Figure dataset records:
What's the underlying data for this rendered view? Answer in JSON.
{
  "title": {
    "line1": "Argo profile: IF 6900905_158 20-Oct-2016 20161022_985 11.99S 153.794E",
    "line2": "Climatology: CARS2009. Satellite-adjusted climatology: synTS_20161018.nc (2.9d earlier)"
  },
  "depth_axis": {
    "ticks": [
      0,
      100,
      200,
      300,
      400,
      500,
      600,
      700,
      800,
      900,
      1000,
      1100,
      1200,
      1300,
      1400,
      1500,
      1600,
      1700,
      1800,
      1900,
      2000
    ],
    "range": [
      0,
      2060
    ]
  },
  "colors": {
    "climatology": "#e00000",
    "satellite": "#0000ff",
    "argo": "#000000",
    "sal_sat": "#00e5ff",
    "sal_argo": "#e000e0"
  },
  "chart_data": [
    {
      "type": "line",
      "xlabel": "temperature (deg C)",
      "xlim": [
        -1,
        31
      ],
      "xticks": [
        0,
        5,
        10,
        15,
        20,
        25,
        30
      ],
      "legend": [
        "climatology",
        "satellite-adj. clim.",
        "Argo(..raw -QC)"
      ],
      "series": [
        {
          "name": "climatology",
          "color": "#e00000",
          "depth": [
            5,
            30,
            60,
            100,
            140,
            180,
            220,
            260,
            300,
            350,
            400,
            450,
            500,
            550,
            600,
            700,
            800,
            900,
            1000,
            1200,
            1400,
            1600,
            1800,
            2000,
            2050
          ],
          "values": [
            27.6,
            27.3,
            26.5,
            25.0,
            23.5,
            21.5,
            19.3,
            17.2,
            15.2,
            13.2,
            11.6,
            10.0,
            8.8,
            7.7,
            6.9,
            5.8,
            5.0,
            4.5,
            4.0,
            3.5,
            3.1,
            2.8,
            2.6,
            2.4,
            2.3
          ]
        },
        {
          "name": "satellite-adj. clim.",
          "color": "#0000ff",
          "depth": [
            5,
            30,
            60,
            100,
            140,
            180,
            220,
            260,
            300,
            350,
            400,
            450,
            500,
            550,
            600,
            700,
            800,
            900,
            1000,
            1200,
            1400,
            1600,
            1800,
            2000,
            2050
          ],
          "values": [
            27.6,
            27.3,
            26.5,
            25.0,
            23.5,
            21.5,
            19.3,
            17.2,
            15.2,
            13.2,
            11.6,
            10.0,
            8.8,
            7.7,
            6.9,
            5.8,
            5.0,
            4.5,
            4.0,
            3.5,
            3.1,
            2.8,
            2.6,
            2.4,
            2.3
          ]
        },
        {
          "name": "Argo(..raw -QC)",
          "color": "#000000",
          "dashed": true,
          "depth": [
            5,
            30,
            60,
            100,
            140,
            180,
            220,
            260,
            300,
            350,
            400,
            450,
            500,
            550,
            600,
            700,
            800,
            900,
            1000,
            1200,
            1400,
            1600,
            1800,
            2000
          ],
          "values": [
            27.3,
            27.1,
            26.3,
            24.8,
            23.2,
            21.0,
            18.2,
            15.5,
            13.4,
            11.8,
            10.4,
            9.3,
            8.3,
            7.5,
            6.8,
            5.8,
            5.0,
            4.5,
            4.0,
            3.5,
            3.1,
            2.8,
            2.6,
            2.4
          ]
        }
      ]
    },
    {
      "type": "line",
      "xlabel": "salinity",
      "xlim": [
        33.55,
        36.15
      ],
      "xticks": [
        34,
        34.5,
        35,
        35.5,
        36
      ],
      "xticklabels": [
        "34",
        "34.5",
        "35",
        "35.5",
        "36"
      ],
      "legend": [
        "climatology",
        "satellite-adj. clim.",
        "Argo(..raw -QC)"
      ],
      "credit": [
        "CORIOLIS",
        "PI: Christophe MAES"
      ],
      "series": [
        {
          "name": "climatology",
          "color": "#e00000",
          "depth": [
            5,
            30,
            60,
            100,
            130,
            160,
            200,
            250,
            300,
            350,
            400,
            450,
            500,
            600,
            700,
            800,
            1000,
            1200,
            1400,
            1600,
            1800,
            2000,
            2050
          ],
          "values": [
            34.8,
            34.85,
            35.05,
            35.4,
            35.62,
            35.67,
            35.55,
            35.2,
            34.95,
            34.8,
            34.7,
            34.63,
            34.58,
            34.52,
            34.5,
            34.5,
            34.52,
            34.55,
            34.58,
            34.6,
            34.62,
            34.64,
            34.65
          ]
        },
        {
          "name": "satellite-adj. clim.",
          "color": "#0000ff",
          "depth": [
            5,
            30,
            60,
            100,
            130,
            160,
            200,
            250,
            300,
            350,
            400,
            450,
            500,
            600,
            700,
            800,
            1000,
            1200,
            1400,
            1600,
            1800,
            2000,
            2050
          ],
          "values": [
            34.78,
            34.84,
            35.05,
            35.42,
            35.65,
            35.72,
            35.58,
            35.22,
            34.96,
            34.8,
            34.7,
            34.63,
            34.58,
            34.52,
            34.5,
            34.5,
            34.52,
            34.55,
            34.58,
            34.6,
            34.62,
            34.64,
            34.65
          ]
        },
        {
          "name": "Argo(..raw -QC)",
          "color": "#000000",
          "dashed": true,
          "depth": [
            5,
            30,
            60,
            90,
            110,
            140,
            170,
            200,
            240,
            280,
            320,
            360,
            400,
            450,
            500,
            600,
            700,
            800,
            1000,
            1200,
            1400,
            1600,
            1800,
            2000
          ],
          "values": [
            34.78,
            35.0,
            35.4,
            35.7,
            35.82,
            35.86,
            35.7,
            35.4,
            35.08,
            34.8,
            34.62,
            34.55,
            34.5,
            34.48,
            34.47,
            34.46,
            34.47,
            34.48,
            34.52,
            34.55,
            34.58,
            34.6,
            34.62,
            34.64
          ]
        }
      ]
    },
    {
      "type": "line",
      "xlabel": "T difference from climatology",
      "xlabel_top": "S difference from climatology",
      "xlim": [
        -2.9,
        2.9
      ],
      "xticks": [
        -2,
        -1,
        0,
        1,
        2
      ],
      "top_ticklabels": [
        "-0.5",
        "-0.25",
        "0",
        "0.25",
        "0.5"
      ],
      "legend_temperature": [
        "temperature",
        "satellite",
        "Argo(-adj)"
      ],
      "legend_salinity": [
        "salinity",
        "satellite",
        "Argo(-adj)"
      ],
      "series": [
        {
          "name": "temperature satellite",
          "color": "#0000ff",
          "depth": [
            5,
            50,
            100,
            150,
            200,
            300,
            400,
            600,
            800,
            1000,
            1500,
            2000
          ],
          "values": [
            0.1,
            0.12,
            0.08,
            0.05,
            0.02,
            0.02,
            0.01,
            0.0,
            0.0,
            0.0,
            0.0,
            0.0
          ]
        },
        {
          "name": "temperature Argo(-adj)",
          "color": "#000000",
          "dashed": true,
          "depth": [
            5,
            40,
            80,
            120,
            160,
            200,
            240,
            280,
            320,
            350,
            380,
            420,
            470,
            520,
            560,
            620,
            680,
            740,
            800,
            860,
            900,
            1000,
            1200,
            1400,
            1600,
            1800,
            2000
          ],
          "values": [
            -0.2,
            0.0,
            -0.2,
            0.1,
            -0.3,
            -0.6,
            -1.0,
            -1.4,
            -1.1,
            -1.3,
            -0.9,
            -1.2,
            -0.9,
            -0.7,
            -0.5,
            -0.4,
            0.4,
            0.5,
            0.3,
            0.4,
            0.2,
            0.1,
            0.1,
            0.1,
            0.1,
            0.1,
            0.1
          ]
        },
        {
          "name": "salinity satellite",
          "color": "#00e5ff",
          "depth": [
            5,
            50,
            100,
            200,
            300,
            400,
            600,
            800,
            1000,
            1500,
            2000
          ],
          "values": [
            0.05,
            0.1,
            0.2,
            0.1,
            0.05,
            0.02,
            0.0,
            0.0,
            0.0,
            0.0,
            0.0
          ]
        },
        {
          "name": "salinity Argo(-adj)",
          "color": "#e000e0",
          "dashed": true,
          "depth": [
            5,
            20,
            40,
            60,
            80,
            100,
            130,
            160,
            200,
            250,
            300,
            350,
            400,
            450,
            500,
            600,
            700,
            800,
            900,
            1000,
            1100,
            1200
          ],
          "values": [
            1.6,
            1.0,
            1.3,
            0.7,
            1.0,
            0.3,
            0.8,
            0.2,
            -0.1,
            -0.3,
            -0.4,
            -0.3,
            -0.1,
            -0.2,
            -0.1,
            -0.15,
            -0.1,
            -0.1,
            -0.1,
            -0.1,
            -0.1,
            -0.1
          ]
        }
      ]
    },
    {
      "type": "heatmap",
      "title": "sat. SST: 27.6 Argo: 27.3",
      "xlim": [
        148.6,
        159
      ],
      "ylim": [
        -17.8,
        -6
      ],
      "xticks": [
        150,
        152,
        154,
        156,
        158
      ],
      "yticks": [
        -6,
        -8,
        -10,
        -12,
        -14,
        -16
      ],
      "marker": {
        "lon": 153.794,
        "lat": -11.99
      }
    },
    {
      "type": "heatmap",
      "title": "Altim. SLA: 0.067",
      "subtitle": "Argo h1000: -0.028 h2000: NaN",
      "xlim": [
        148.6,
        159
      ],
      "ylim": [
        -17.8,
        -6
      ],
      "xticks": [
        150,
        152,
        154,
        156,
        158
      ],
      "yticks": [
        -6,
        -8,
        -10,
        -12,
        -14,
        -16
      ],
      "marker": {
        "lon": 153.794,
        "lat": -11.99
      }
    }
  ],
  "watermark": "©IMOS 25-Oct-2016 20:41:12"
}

→ **Exercise directions**: Copy out each line in the listing that has the word "name".

→ **Full response**:
          "name": "climatology",
          "name": "satellite-adj. clim.",
          "name": "Argo(..raw -QC)",
          "name": "climatology",
          "name": "satellite-adj. clim.",
          "name": "Argo(..raw -QC)",
          "name": "temperature satellite",
          "name": "temperature Argo(-adj)",
          "name": "salinity satellite",
          "name": "salinity Argo(-adj)",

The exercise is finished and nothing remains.